PROVIDED DATA:
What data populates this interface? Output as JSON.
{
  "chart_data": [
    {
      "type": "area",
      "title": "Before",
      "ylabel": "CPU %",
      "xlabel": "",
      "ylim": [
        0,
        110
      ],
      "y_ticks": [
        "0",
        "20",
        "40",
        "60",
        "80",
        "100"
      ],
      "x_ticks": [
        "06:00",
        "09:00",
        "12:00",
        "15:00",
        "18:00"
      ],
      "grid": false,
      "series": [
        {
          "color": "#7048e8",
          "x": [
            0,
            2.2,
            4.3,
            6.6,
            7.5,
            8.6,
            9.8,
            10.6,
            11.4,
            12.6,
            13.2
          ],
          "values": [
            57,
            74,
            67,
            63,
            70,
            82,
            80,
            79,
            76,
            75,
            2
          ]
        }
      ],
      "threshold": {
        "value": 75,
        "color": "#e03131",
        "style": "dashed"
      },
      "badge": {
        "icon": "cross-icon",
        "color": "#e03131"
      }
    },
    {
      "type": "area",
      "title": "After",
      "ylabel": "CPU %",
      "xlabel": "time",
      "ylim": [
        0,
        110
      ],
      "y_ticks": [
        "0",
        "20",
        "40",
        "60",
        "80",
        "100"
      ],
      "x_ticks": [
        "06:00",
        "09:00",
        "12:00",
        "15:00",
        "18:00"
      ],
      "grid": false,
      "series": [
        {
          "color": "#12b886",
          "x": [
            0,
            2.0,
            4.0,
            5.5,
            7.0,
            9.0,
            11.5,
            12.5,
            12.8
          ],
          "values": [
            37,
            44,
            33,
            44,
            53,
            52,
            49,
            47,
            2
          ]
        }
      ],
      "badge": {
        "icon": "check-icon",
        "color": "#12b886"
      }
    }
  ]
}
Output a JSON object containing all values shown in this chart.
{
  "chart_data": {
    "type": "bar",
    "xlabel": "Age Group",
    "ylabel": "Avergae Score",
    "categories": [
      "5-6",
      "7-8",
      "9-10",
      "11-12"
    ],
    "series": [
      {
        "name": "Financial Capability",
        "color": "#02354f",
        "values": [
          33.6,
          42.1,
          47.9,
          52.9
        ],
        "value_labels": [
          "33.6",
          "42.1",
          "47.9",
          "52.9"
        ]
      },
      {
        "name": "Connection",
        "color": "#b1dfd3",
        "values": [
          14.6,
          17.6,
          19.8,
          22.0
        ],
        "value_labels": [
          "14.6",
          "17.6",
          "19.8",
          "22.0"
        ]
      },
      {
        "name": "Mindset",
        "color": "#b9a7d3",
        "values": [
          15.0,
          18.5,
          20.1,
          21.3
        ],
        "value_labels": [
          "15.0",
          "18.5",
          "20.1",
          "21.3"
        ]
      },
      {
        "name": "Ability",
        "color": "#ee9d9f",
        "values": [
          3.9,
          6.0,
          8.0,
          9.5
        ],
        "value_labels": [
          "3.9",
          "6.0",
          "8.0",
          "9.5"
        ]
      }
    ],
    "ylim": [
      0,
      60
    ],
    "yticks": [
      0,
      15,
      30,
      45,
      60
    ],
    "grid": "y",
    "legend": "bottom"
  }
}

GOAL: Your task is to retype all of the records exactly.

ANSWER TO THE EXERCISE:
What data populates this interface? Output as JSON.
{
  "chart_data": [
    {
      "type": "area",
      "title": "Before",
      "ylabel": "CPU %",
      "xlabel": "",
      "ylim": [
        0,
        110
      ],
      "y_ticks": [
        "0",
        "20",
        "40",
        "60",
        "80",
        "100"
      ],
      "x_ticks": [
        "06:00",
        "09:00",
        "12:00",
        "15:00",
        "18:00"
      ],
      "grid": false,
      "series": [
        {
          "color": "#7048e8",
          "x": [
            0,
            2.2,
            4.3,
            6.6,
            7.5,
            8.6,
            9.8,
            10.6,
            11.4,
            12.6,
            13.2
          ],
          "values": [
            57,
            74,
            67,
            63,
            70,
            82,
            80,
            79,
            76,
            75,
            2
          ]
        }
      ],
      "threshold": {
        "value": 75,
        "color": "#e03131",
        "style": "dashed"
      },
      "badge": {
        "icon": "cross-icon",
        "color": "#e03131"
      }
    },
    {
      "type": "area",
      "title": "After",
      "ylabel": "CPU %",
      "xlabel": "time",
      "ylim": [
        0,
        110
      ],
      "y_ticks": [
        "0",
        "20",
        "40",
        "60",
        "80",
        "100"
      ],
      "x_ticks": [
        "06:00",
        "09:00",
        "12:00",
        "15:00",
        "18:00"
      ],
      "grid": false,
      "series": [
        {
          "color": "#12b886",
          "x": [
            0,
            2.0,
            4.0,
            5.5,
            7.0,
            9.0,
            11.5,
            12.5,
            12.8
          ],
          "values": [
            37,
            44,
            33,
            44,
            53,
            52,
            49,
            47,
            2
          ]
        }
      ],
      "badge": {
        "icon": "check-icon",
        "color": "#12b886"
      }
    }
  ]
}
Output a JSON object containing all values shown in this chart.
{
  "chart_data": {
    "type": "bar",
    "xlabel": "Age Group",
    "ylabel": "Avergae Score",
    "categories": [
      "5-6",
      "7-8",
      "9-10",
      "11-12"
    ],
    "series": [
      {
        "name": "Financial Capability",
        "color": "#02354f",
        "values": [
          33.6,
          42.1,
          47.9,
          52.9
        ],
        "value_labels": [
          "33.6",
          "42.1",
          "47.9",
          "52.9"
        ]
      },
      {
        "name": "Connection",
        "color": "#b1dfd3",
        "values": [
          14.6,
          17.6,
          19.8,
          22.0
        ],
        "value_labels": [
          "14.6",
          "17.6",
          "19.8",
          "22.0"
        ]
      },
      {
        "name": "Mindset",
        "color": "#b9a7d3",
        "values": [
          15.0,
          18.5,
          20.1,
          21.3
        ],
        "value_labels": [
          "15.0",
          "18.5",
          "20.1",
          "21.3"
        ]
      },
      {
        "name": "Ability",
        "color": "#ee9d9f",
        "values": [
          3.9,
          6.0,
          8.0,
          9.5
        ],
        "value_labels": [
          "3.9",
          "6.0",
          "8.0",
          "9.5"
        ]
      }
    ],
    "ylim": [
      0,
      60
    ],
    "yticks": [
      0,
      15,
      30,
      45,
      60
    ],
    "grid": "y",
    "legend": "bottom"
  }
}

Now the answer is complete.